═══ Exercise inputs ═══
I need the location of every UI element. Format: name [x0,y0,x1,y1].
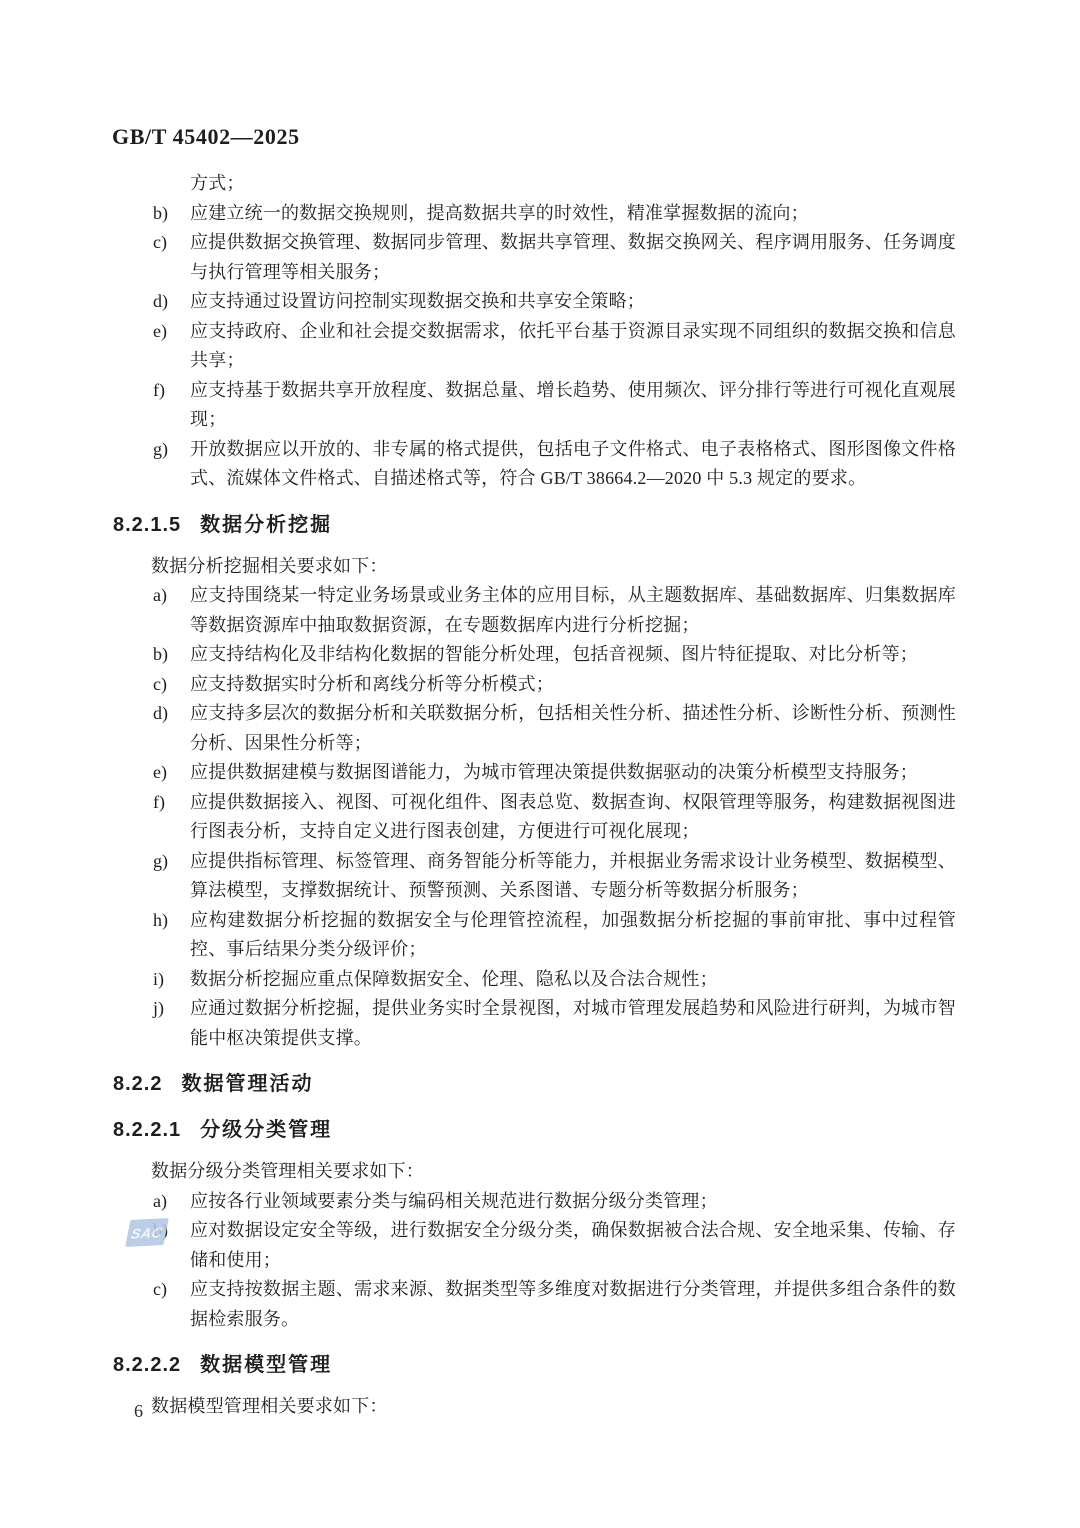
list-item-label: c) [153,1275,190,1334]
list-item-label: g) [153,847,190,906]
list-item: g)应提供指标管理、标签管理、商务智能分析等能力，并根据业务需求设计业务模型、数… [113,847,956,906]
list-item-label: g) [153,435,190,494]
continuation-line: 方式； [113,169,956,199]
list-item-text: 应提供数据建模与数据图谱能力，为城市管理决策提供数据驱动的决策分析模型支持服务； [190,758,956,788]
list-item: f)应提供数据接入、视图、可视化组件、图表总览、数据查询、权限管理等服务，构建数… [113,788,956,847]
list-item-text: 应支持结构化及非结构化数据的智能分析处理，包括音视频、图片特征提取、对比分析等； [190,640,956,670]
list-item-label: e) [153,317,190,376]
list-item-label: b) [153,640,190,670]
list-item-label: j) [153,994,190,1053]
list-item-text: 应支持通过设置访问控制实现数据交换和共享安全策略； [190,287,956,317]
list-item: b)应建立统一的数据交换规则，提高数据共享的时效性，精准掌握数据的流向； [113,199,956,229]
═══
**What you are asked to do:**
Copy every line above exactly, leaving out any picture.

**Worked solution:**
I need the location of every UI element. Format: name [x0,y0,x1,y1].
list-item-label: c) [153,1275,190,1334]
list-item-label: g) [153,847,190,906]
list-item: g)应提供指标管理、标签管理、商务智能分析等能力，并根据业务需求设计业务模型、数… [113,847,956,906]
list-item-label: g) [153,435,190,494]
continuation-line: 方式； [113,169,956,199]
list-item-text: 应提供数据建模与数据图谱能力，为城市管理决策提供数据驱动的决策分析模型支持服务； [190,758,956,788]
list-item: f)应提供数据接入、视图、可视化组件、图表总览、数据查询、权限管理等服务，构建数… [113,788,956,847]
list-item-text: 应支持结构化及非结构化数据的智能分析处理，包括音视频、图片特征提取、对比分析等； [190,640,956,670]
list-item-label: e) [153,317,190,376]
list-item-label: b) [153,640,190,670]
list-item-label: j) [153,994,190,1053]
list-item-text: 应支持通过设置访问控制实现数据交换和共享安全策略； [190,287,956,317]
list-item: b)应建立统一的数据交换规则，提高数据共享的时效性，精准掌握数据的流向； [113,199,956,229]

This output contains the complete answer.